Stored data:
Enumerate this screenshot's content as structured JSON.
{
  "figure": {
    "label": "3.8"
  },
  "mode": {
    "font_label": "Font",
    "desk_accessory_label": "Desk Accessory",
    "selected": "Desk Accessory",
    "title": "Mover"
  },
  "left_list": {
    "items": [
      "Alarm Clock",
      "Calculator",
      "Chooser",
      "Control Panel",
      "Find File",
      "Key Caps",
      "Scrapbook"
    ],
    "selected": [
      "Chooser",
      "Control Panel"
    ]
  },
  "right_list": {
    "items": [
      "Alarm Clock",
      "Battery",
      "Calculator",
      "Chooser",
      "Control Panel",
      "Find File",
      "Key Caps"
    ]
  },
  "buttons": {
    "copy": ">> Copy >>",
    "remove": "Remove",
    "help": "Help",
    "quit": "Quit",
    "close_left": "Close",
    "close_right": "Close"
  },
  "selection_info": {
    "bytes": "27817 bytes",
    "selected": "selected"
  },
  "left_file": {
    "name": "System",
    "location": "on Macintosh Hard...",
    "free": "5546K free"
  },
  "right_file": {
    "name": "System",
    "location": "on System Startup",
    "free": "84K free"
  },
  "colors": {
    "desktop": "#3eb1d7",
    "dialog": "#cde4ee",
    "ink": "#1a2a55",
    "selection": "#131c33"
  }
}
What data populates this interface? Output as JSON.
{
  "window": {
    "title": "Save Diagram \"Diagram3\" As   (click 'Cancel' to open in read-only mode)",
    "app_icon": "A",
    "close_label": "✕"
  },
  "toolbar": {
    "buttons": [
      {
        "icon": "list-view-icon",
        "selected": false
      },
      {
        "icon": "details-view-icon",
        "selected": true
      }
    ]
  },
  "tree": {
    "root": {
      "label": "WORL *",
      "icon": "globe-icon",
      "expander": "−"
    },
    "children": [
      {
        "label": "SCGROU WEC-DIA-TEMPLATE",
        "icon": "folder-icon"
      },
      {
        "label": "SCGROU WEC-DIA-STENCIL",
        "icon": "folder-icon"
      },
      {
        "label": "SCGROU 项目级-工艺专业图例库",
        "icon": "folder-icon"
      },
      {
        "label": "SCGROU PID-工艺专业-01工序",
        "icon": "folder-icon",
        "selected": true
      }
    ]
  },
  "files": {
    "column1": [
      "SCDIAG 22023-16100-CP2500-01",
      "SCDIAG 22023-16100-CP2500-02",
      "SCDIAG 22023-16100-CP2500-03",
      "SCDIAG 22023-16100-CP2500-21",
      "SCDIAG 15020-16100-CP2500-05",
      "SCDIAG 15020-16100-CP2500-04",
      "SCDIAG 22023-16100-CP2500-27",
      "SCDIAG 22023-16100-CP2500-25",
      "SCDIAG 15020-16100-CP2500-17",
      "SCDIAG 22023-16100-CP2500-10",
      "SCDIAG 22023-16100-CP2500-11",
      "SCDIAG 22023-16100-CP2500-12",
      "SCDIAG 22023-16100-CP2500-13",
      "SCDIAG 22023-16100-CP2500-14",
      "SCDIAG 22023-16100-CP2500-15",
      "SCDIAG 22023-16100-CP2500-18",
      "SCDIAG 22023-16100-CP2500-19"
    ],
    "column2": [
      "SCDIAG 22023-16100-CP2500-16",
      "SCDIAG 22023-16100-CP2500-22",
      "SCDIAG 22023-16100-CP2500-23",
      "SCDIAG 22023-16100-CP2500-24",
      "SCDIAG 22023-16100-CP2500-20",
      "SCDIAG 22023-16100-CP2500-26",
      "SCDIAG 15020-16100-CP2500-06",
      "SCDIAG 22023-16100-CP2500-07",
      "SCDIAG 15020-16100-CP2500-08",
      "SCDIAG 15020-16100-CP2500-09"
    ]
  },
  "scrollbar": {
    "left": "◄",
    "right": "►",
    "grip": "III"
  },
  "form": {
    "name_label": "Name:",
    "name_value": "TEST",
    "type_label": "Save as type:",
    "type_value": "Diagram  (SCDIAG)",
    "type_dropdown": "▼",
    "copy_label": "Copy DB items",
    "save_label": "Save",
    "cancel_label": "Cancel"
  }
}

* _Exercise directions_
Using the listing above, reproduce each line without omission.

* _Written reply_
Enumerate this screenshot's content as structured JSON.
{
  "figure": {
    "label": "3.8"
  },
  "mode": {
    "font_label": "Font",
    "desk_accessory_label": "Desk Accessory",
    "selected": "Desk Accessory",
    "title": "Mover"
  },
  "left_list": {
    "items": [
      "Alarm Clock",
      "Calculator",
      "Chooser",
      "Control Panel",
      "Find File",
      "Key Caps",
      "Scrapbook"
    ],
    "selected": [
      "Chooser",
      "Control Panel"
    ]
  },
  "right_list": {
    "items": [
      "Alarm Clock",
      "Battery",
      "Calculator",
      "Chooser",
      "Control Panel",
      "Find File",
      "Key Caps"
    ]
  },
  "buttons": {
    "copy": ">> Copy >>",
    "remove": "Remove",
    "help": "Help",
    "quit": "Quit",
    "close_left": "Close",
    "close_right": "Close"
  },
  "selection_info": {
    "bytes": "27817 bytes",
    "selected": "selected"
  },
  "left_file": {
    "name": "System",
    "location": "on Macintosh Hard...",
    "free": "5546K free"
  },
  "right_file": {
    "name": "System",
    "location": "on System Startup",
    "free": "84K free"
  },
  "colors": {
    "desktop": "#3eb1d7",
    "dialog": "#cde4ee",
    "ink": "#1a2a55",
    "selection": "#131c33"
  }
}
What data populates this interface? Output as JSON.
{
  "window": {
    "title": "Save Diagram \"Diagram3\" As   (click 'Cancel' to open in read-only mode)",
    "app_icon": "A",
    "close_label": "✕"
  },
  "toolbar": {
    "buttons": [
      {
        "icon": "list-view-icon",
        "selected": false
      },
      {
        "icon": "details-view-icon",
        "selected": true
      }
    ]
  },
  "tree": {
    "root": {
      "label": "WORL *",
      "icon": "globe-icon",
      "expander": "−"
    },
    "children": [
      {
        "label": "SCGROU WEC-DIA-TEMPLATE",
        "icon": "folder-icon"
      },
      {
        "label": "SCGROU WEC-DIA-STENCIL",
        "icon": "folder-icon"
      },
      {
        "label": "SCGROU 项目级-工艺专业图例库",
        "icon": "folder-icon"
      },
      {
        "label": "SCGROU PID-工艺专业-01工序",
        "icon": "folder-icon",
        "selected": true
      }
    ]
  },
  "files": {
    "column1": [
      "SCDIAG 22023-16100-CP2500-01",
      "SCDIAG 22023-16100-CP2500-02",
      "SCDIAG 22023-16100-CP2500-03",
      "SCDIAG 22023-16100-CP2500-21",
      "SCDIAG 15020-16100-CP2500-05",
      "SCDIAG 15020-16100-CP2500-04",
      "SCDIAG 22023-16100-CP2500-27",
      "SCDIAG 22023-16100-CP2500-25",
      "SCDIAG 15020-16100-CP2500-17",
      "SCDIAG 22023-16100-CP2500-10",
      "SCDIAG 22023-16100-CP2500-11",
      "SCDIAG 22023-16100-CP2500-12",
      "SCDIAG 22023-16100-CP2500-13",
      "SCDIAG 22023-16100-CP2500-14",
      "SCDIAG 22023-16100-CP2500-15",
      "SCDIAG 22023-16100-CP2500-18",
      "SCDIAG 22023-16100-CP2500-19"
    ],
    "column2": [
      "SCDIAG 22023-16100-CP2500-16",
      "SCDIAG 22023-16100-CP2500-22",
      "SCDIAG 22023-16100-CP2500-23",
      "SCDIAG 22023-16100-CP2500-24",
      "SCDIAG 22023-16100-CP2500-20",
      "SCDIAG 22023-16100-CP2500-26",
      "SCDIAG 15020-16100-CP2500-06",
      "SCDIAG 22023-16100-CP2500-07",
      "SCDIAG 15020-16100-CP2500-08",
      "SCDIAG 15020-16100-CP2500-09"
    ]
  },
  "scrollbar": {
    "left": "◄",
    "right": "►",
    "grip": "III"
  },
  "form": {
    "name_label": "Name:",
    "name_value": "TEST",
    "type_label": "Save as type:",
    "type_value": "Diagram  (SCDIAG)",
    "type_dropdown": "▼",
    "copy_label": "Copy DB items",
    "save_label": "Save",
    "cancel_label": "Cancel"
  }
}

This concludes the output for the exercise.